**REQUIRED WORK**
Please output the lines shown below exactly as they appear.

**GIVEN INFORMATION**
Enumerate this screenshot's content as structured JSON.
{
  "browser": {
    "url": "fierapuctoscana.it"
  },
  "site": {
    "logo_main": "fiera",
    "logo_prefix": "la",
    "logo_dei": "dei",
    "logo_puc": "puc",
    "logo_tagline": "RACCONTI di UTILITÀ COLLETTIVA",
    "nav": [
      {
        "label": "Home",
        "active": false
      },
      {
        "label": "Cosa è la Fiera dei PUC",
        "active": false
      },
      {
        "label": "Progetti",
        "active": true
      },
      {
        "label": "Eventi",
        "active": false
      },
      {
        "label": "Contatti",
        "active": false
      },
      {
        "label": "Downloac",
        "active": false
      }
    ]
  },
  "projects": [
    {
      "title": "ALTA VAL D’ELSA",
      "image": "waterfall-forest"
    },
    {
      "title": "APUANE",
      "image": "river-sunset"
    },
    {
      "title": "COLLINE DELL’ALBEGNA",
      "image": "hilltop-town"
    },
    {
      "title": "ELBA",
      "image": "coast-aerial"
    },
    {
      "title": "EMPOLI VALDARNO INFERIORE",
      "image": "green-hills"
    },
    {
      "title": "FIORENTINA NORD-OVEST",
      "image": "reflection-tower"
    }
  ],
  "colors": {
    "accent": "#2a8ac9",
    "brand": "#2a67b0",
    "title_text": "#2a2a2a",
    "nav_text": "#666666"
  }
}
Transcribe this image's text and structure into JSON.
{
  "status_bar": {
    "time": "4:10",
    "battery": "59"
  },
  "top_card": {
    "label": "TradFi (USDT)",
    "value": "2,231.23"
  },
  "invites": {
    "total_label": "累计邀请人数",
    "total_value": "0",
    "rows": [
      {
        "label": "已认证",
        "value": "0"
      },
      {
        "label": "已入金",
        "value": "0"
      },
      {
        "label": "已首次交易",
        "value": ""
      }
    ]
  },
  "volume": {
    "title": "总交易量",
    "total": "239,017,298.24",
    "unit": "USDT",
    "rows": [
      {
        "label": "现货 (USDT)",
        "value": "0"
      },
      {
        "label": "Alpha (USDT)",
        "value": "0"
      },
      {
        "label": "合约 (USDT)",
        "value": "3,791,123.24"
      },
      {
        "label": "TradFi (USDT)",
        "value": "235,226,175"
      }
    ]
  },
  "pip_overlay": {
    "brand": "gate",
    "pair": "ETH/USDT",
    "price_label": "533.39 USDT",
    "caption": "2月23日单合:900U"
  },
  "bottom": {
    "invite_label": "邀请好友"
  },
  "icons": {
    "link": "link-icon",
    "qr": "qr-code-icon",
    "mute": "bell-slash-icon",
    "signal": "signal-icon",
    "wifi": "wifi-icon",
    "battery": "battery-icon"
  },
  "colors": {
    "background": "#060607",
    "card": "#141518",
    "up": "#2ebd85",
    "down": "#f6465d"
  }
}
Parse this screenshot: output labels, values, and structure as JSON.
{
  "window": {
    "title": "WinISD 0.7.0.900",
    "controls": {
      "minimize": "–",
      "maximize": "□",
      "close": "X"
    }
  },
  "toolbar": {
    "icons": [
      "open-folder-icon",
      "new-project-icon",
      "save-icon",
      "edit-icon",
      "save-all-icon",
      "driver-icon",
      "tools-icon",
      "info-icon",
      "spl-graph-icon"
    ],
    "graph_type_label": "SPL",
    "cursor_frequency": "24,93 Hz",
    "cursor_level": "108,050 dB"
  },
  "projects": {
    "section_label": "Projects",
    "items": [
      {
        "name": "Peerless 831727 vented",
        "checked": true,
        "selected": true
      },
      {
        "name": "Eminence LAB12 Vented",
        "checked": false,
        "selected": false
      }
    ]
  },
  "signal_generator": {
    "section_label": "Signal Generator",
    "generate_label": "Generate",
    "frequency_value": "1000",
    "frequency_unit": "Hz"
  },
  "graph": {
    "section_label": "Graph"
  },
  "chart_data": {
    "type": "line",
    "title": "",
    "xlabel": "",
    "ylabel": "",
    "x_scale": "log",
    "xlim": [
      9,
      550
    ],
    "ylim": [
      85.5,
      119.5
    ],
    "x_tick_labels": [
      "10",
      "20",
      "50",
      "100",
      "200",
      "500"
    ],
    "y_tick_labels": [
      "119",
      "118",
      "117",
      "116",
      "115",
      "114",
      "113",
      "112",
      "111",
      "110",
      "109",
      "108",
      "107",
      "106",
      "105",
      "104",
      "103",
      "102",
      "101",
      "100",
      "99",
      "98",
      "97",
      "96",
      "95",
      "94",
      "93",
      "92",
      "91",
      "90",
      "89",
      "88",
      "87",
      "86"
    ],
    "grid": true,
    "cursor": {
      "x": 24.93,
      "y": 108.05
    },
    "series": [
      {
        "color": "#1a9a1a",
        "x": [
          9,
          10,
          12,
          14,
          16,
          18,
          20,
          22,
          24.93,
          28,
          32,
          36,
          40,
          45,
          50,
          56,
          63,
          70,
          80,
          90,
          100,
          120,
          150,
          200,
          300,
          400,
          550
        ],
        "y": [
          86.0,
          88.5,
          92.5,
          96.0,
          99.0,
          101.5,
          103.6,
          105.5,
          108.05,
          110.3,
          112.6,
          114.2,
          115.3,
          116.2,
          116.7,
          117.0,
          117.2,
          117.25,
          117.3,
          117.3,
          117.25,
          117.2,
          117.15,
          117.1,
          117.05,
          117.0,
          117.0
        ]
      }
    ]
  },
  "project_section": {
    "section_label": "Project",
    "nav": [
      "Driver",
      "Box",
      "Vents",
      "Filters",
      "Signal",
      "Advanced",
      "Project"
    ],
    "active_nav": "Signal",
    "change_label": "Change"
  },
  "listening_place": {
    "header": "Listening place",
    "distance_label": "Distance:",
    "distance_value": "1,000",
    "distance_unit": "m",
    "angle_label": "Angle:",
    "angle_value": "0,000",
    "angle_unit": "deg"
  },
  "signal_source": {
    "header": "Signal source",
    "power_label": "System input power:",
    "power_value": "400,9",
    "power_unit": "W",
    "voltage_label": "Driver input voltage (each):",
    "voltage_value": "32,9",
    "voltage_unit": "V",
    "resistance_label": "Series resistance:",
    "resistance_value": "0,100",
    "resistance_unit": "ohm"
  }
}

**ANSWER IN FULL**
Enumerate this screenshot's content as structured JSON.
{
  "browser": {
    "url": "fierapuctoscana.it"
  },
  "site": {
    "logo_main": "fiera",
    "logo_prefix": "la",
    "logo_dei": "dei",
    "logo_puc": "puc",
    "logo_tagline": "RACCONTI di UTILITÀ COLLETTIVA",
    "nav": [
      {
        "label": "Home",
        "active": false
      },
      {
        "label": "Cosa è la Fiera dei PUC",
        "active": false
      },
      {
        "label": "Progetti",
        "active": true
      },
      {
        "label": "Eventi",
        "active": false
      },
      {
        "label": "Contatti",
        "active": false
      },
      {
        "label": "Downloac",
        "active": false
      }
    ]
  },
  "projects": [
    {
      "title": "ALTA VAL D’ELSA",
      "image": "waterfall-forest"
    },
    {
      "title": "APUANE",
      "image": "river-sunset"
    },
    {
      "title": "COLLINE DELL’ALBEGNA",
      "image": "hilltop-town"
    },
    {
      "title": "ELBA",
      "image": "coast-aerial"
    },
    {
      "title": "EMPOLI VALDARNO INFERIORE",
      "image": "green-hills"
    },
    {
      "title": "FIORENTINA NORD-OVEST",
      "image": "reflection-tower"
    }
  ],
  "colors": {
    "accent": "#2a8ac9",
    "brand": "#2a67b0",
    "title_text": "#2a2a2a",
    "nav_text": "#666666"
  }
}
Transcribe this image's text and structure into JSON.
{
  "status_bar": {
    "time": "4:10",
    "battery": "59"
  },
  "top_card": {
    "label": "TradFi (USDT)",
    "value": "2,231.23"
  },
  "invites": {
    "total_label": "累计邀请人数",
    "total_value": "0",
    "rows": [
      {
        "label": "已认证",
        "value": "0"
      },
      {
        "label": "已入金",
        "value": "0"
      },
      {
        "label": "已首次交易",
        "value": ""
      }
    ]
  },
  "volume": {
    "title": "总交易量",
    "total": "239,017,298.24",
    "unit": "USDT",
    "rows": [
      {
        "label": "现货 (USDT)",
        "value": "0"
      },
      {
        "label": "Alpha (USDT)",
        "value": "0"
      },
      {
        "label": "合约 (USDT)",
        "value": "3,791,123.24"
      },
      {
        "label": "TradFi (USDT)",
        "value": "235,226,175"
      }
    ]
  },
  "pip_overlay": {
    "brand": "gate",
    "pair": "ETH/USDT",
    "price_label": "533.39 USDT",
    "caption": "2月23日单合:900U"
  },
  "bottom": {
    "invite_label": "邀请好友"
  },
  "icons": {
    "link": "link-icon",
    "qr": "qr-code-icon",
    "mute": "bell-slash-icon",
    "signal": "signal-icon",
    "wifi": "wifi-icon",
    "battery": "battery-icon"
  },
  "colors": {
    "background": "#060607",
    "card": "#141518",
    "up": "#2ebd85",
    "down": "#f6465d"
  }
}
Parse this screenshot: output labels, values, and structure as JSON.
{
  "window": {
    "title": "WinISD 0.7.0.900",
    "controls": {
      "minimize": "–",
      "maximize": "□",
      "close": "X"
    }
  },
  "toolbar": {
    "icons": [
      "open-folder-icon",
      "new-project-icon",
      "save-icon",
      "edit-icon",
      "save-all-icon",
      "driver-icon",
      "tools-icon",
      "info-icon",
      "spl-graph-icon"
    ],
    "graph_type_label": "SPL",
    "cursor_frequency": "24,93 Hz",
    "cursor_level": "108,050 dB"
  },
  "projects": {
    "section_label": "Projects",
    "items": [
      {
        "name": "Peerless 831727 vented",
        "checked": true,
        "selected": true
      },
      {
        "name": "Eminence LAB12 Vented",
        "checked": false,
        "selected": false
      }
    ]
  },
  "signal_generator": {
    "section_label": "Signal Generator",
    "generate_label": "Generate",
    "frequency_value": "1000",
    "frequency_unit": "Hz"
  },
  "graph": {
    "section_label": "Graph"
  },
  "chart_data": {
    "type": "line",
    "title": "",
    "xlabel": "",
    "ylabel": "",
    "x_scale": "log",
    "xlim": [
      9,
      550
    ],
    "ylim": [
      85.5,
      119.5
    ],
    "x_tick_labels": [
      "10",
      "20",
      "50",
      "100",
      "200",
      "500"
    ],
    "y_tick_labels": [
      "119",
      "118",
      "117",
      "116",
      "115",
      "114",
      "113",
      "112",
      "111",
      "110",
      "109",
      "108",
      "107",
      "106",
      "105",
      "104",
      "103",
      "102",
      "101",
      "100",
      "99",
      "98",
      "97",
      "96",
      "95",
      "94",
      "93",
      "92",
      "91",
      "90",
      "89",
      "88",
      "87",
      "86"
    ],
    "grid": true,
    "cursor": {
      "x": 24.93,
      "y": 108.05
    },
    "series": [
      {
        "color": "#1a9a1a",
        "x": [
          9,
          10,
          12,
          14,
          16,
          18,
          20,
          22,
          24.93,
          28,
          32,
          36,
          40,
          45,
          50,
          56,
          63,
          70,
          80,
          90,
          100,
          120,
          150,
          200,
          300,
          400,
          550
        ],
        "y": [
          86.0,
          88.5,
          92.5,
          96.0,
          99.0,
          101.5,
          103.6,
          105.5,
          108.05,
          110.3,
          112.6,
          114.2,
          115.3,
          116.2,
          116.7,
          117.0,
          117.2,
          117.25,
          117.3,
          117.3,
          117.25,
          117.2,
          117.15,
          117.1,
          117.05,
          117.0,
          117.0
        ]
      }
    ]
  },
  "project_section": {
    "section_label": "Project",
    "nav": [
      "Driver",
      "Box",
      "Vents",
      "Filters",
      "Signal",
      "Advanced",
      "Project"
    ],
    "active_nav": "Signal",
    "change_label": "Change"
  },
  "listening_place": {
    "header": "Listening place",
    "distance_label": "Distance:",
    "distance_value": "1,000",
    "distance_unit": "m",
    "angle_label": "Angle:",
    "angle_value": "0,000",
    "angle_unit": "deg"
  },
  "signal_source": {
    "header": "Signal source",
    "power_label": "System input power:",
    "power_value": "400,9",
    "power_unit": "W",
    "voltage_label": "Driver input voltage (each):",
    "voltage_value": "32,9",
    "voltage_unit": "V",
    "resistance_label": "Series resistance:",
    "resistance_value": "0,100",
    "resistance_unit": "ohm"
  }
}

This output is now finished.